Your task is to repeat all of the material exactly.

Data section:
- - - - - - -
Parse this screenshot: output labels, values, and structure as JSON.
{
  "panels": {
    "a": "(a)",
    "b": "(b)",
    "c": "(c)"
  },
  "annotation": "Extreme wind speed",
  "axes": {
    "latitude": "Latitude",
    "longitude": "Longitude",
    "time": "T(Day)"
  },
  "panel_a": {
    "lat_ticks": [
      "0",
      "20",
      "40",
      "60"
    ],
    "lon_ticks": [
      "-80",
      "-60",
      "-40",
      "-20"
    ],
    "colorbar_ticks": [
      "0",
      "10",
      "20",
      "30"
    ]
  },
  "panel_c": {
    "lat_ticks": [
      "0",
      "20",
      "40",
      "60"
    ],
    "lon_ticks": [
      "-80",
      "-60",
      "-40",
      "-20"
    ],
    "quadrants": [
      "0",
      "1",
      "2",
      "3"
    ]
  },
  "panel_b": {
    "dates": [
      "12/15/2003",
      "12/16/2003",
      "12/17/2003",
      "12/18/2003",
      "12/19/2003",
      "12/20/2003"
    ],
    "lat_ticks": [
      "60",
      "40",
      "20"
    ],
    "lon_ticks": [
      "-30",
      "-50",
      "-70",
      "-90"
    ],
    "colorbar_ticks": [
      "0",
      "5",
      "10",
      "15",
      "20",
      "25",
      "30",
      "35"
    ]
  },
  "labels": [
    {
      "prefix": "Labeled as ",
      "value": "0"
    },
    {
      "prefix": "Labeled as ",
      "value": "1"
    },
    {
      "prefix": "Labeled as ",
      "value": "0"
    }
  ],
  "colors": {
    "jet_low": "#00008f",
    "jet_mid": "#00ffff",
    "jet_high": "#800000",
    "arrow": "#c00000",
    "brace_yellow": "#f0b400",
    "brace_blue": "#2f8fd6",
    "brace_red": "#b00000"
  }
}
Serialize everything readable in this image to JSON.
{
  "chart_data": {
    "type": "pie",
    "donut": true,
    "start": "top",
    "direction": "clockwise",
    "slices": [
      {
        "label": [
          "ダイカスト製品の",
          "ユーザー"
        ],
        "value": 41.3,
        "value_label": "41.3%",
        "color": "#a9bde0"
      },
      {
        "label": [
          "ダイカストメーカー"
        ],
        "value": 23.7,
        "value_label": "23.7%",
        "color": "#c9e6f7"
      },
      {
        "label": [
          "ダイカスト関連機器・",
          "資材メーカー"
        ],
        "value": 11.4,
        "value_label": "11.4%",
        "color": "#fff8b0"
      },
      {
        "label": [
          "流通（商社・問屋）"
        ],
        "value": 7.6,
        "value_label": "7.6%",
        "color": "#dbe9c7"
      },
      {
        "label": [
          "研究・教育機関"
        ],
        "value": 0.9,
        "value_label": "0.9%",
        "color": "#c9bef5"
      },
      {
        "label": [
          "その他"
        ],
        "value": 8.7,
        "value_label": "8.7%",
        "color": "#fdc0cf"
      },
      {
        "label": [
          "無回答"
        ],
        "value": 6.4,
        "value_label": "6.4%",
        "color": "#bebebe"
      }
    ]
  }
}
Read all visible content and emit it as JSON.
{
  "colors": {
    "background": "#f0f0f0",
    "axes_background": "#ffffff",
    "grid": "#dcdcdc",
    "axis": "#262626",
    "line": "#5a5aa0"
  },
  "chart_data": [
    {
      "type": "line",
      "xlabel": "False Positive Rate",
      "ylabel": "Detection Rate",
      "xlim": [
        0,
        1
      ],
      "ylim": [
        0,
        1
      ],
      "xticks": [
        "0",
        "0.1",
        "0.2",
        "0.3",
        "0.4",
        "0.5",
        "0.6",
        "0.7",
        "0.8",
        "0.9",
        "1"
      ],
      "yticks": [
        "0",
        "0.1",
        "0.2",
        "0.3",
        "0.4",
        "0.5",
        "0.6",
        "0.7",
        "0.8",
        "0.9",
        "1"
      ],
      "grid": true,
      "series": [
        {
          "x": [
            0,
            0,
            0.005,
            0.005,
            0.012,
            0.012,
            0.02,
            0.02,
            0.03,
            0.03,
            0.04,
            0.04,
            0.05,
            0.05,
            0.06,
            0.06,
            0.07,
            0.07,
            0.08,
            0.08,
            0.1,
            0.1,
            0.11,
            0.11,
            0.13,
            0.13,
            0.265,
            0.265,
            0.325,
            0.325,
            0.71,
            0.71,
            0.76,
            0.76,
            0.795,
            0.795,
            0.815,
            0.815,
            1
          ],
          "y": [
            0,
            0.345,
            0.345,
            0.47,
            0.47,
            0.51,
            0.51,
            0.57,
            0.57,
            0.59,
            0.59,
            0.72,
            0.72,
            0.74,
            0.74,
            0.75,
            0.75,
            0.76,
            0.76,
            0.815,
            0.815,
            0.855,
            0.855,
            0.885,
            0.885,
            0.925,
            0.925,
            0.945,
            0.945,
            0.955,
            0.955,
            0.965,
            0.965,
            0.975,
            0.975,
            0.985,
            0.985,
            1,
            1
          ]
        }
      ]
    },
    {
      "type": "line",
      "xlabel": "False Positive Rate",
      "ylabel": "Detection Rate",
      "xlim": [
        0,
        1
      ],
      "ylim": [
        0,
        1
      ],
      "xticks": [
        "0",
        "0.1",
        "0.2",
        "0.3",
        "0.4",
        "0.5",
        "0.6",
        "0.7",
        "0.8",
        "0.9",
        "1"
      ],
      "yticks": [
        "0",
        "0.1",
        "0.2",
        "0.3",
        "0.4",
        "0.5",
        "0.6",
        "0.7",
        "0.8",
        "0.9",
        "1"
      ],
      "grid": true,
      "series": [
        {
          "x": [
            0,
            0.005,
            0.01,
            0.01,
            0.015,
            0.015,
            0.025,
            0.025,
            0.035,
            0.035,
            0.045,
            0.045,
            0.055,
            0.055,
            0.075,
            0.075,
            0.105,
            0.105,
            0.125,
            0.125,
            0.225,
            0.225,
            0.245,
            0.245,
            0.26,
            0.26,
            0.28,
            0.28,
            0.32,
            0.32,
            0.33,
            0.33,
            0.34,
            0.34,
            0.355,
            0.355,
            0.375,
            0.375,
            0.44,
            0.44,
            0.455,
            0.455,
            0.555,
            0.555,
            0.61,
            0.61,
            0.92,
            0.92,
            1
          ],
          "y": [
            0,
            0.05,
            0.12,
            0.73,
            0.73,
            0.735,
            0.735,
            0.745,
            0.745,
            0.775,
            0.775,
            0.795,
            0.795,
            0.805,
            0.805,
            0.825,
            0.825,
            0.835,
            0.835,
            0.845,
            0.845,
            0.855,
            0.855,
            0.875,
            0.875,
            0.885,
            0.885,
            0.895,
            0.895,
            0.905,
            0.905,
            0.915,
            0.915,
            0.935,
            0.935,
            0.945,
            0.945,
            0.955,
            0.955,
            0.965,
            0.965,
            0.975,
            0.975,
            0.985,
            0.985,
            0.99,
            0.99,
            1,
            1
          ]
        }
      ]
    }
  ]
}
- - - - - - -
Exercise response:
Parse this screenshot: output labels, values, and structure as JSON.
{
  "panels": {
    "a": "(a)",
    "b": "(b)",
    "c": "(c)"
  },
  "annotation": "Extreme wind speed",
  "axes": {
    "latitude": "Latitude",
    "longitude": "Longitude",
    "time": "T(Day)"
  },
  "panel_a": {
    "lat_ticks": [
      "0",
      "20",
      "40",
      "60"
    ],
    "lon_ticks": [
      "-80",
      "-60",
      "-40",
      "-20"
    ],
    "colorbar_ticks": [
      "0",
      "10",
      "20",
      "30"
    ]
  },
  "panel_c": {
    "lat_ticks": [
      "0",
      "20",
      "40",
      "60"
    ],
    "lon_ticks": [
      "-80",
      "-60",
      "-40",
      "-20"
    ],
    "quadrants": [
      "0",
      "1",
      "2",
      "3"
    ]
  },
  "panel_b": {
    "dates": [
      "12/15/2003",
      "12/16/2003",
      "12/17/2003",
      "12/18/2003",
      "12/19/2003",
      "12/20/2003"
    ],
    "lat_ticks": [
      "60",
      "40",
      "20"
    ],
    "lon_ticks": [
      "-30",
      "-50",
      "-70",
      "-90"
    ],
    "colorbar_ticks": [
      "0",
      "5",
      "10",
      "15",
      "20",
      "25",
      "30",
      "35"
    ]
  },
  "labels": [
    {
      "prefix": "Labeled as ",
      "value": "0"
    },
    {
      "prefix": "Labeled as ",
      "value": "1"
    },
    {
      "prefix": "Labeled as ",
      "value": "0"
    }
  ],
  "colors": {
    "jet_low": "#00008f",
    "jet_mid": "#00ffff",
    "jet_high": "#800000",
    "arrow": "#c00000",
    "brace_yellow": "#f0b400",
    "brace_blue": "#2f8fd6",
    "brace_red": "#b00000"
  }
}
Serialize everything readable in this image to JSON.
{
  "chart_data": {
    "type": "pie",
    "donut": true,
    "start": "top",
    "direction": "clockwise",
    "slices": [
      {
        "label": [
          "ダイカスト製品の",
          "ユーザー"
        ],
        "value": 41.3,
        "value_label": "41.3%",
        "color": "#a9bde0"
      },
      {
        "label": [
          "ダイカストメーカー"
        ],
        "value": 23.7,
        "value_label": "23.7%",
        "color": "#c9e6f7"
      },
      {
        "label": [
          "ダイカスト関連機器・",
          "資材メーカー"
        ],
        "value": 11.4,
        "value_label": "11.4%",
        "color": "#fff8b0"
      },
      {
        "label": [
          "流通（商社・問屋）"
        ],
        "value": 7.6,
        "value_label": "7.6%",
        "color": "#dbe9c7"
      },
      {
        "label": [
          "研究・教育機関"
        ],
        "value": 0.9,
        "value_label": "0.9%",
        "color": "#c9bef5"
      },
      {
        "label": [
          "その他"
        ],
        "value": 8.7,
        "value_label": "8.7%",
        "color": "#fdc0cf"
      },
      {
        "label": [
          "無回答"
        ],
        "value": 6.4,
        "value_label": "6.4%",
        "color": "#bebebe"
      }
    ]
  }
}
Read all visible content and emit it as JSON.
{
  "colors": {
    "background": "#f0f0f0",
    "axes_background": "#ffffff",
    "grid": "#dcdcdc",
    "axis": "#262626",
    "line": "#5a5aa0"
  },
  "chart_data": [
    {
      "type": "line",
      "xlabel": "False Positive Rate",
      "ylabel": "Detection Rate",
      "xlim": [
        0,
        1
      ],
      "ylim": [
        0,
        1
      ],
      "xticks": [
        "0",
        "0.1",
        "0.2",
        "0.3",
        "0.4",
        "0.5",
        "0.6",
        "0.7",
        "0.8",
        "0.9",
        "1"
      ],
      "yticks": [
        "0",
        "0.1",
        "0.2",
        "0.3",
        "0.4",
        "0.5",
        "0.6",
        "0.7",
        "0.8",
        "0.9",
        "1"
      ],
      "grid": true,
      "series": [
        {
          "x": [
            0,
            0,
            0.005,
            0.005,
            0.012,
            0.012,
            0.02,
            0.02,
            0.03,
            0.03,
            0.04,
            0.04,
            0.05,
            0.05,
            0.06,
            0.06,
            0.07,
            0.07,
            0.08,
            0.08,
            0.1,
            0.1,
            0.11,
            0.11,
            0.13,
            0.13,
            0.265,
            0.265,
            0.325,
            0.325,
            0.71,
            0.71,
            0.76,
            0.76,
            0.795,
            0.795,
            0.815,
            0.815,
            1
          ],
          "y": [
            0,
            0.345,
            0.345,
            0.47,
            0.47,
            0.51,
            0.51,
            0.57,
            0.57,
            0.59,
            0.59,
            0.72,
            0.72,
            0.74,
            0.74,
            0.75,
            0.75,
            0.76,
            0.76,
            0.815,
            0.815,
            0.855,
            0.855,
            0.885,
            0.885,
            0.925,
            0.925,
            0.945,
            0.945,
            0.955,
            0.955,
            0.965,
            0.965,
            0.975,
            0.975,
            0.985,
            0.985,
            1,
            1
          ]
        }
      ]
    },
    {
      "type": "line",
      "xlabel": "False Positive Rate",
      "ylabel": "Detection Rate",
      "xlim": [
        0,
        1
      ],
      "ylim": [
        0,
        1
      ],
      "xticks": [
        "0",
        "0.1",
        "0.2",
        "0.3",
        "0.4",
        "0.5",
        "0.6",
        "0.7",
        "0.8",
        "0.9",
        "1"
      ],
      "yticks": [
        "0",
        "0.1",
        "0.2",
        "0.3",
        "0.4",
        "0.5",
        "0.6",
        "0.7",
        "0.8",
        "0.9",
        "1"
      ],
      "grid": true,
      "series": [
        {
          "x": [
            0,
            0.005,
            0.01,
            0.01,
            0.015,
            0.015,
            0.025,
            0.025,
            0.035,
            0.035,
            0.045,
            0.045,
            0.055,
            0.055,
            0.075,
            0.075,
            0.105,
            0.105,
            0.125,
            0.125,
            0.225,
            0.225,
            0.245,
            0.245,
            0.26,
            0.26,
            0.28,
            0.28,
            0.32,
            0.32,
            0.33,
            0.33,
            0.34,
            0.34,
            0.355,
            0.355,
            0.375,
            0.375,
            0.44,
            0.44,
            0.455,
            0.455,
            0.555,
            0.555,
            0.61,
            0.61,
            0.92,
            0.92,
            1
          ],
          "y": [
            0,
            0.05,
            0.12,
            0.73,
            0.73,
            0.735,
            0.735,
            0.745,
            0.745,
            0.775,
            0.775,
            0.795,
            0.795,
            0.805,
            0.805,
            0.825,
            0.825,
            0.835,
            0.835,
            0.845,
            0.845,
            0.855,
            0.855,
            0.875,
            0.875,
            0.885,
            0.885,
            0.895,
            0.895,
            0.905,
            0.905,
            0.915,
            0.915,
            0.935,
            0.935,
            0.945,
            0.945,
            0.955,
            0.955,
            0.965,
            0.965,
            0.975,
            0.975,
            0.985,
            0.985,
            0.99,
            0.99,
            1,
            1
          ]
        }
      ]
    }
  ]
}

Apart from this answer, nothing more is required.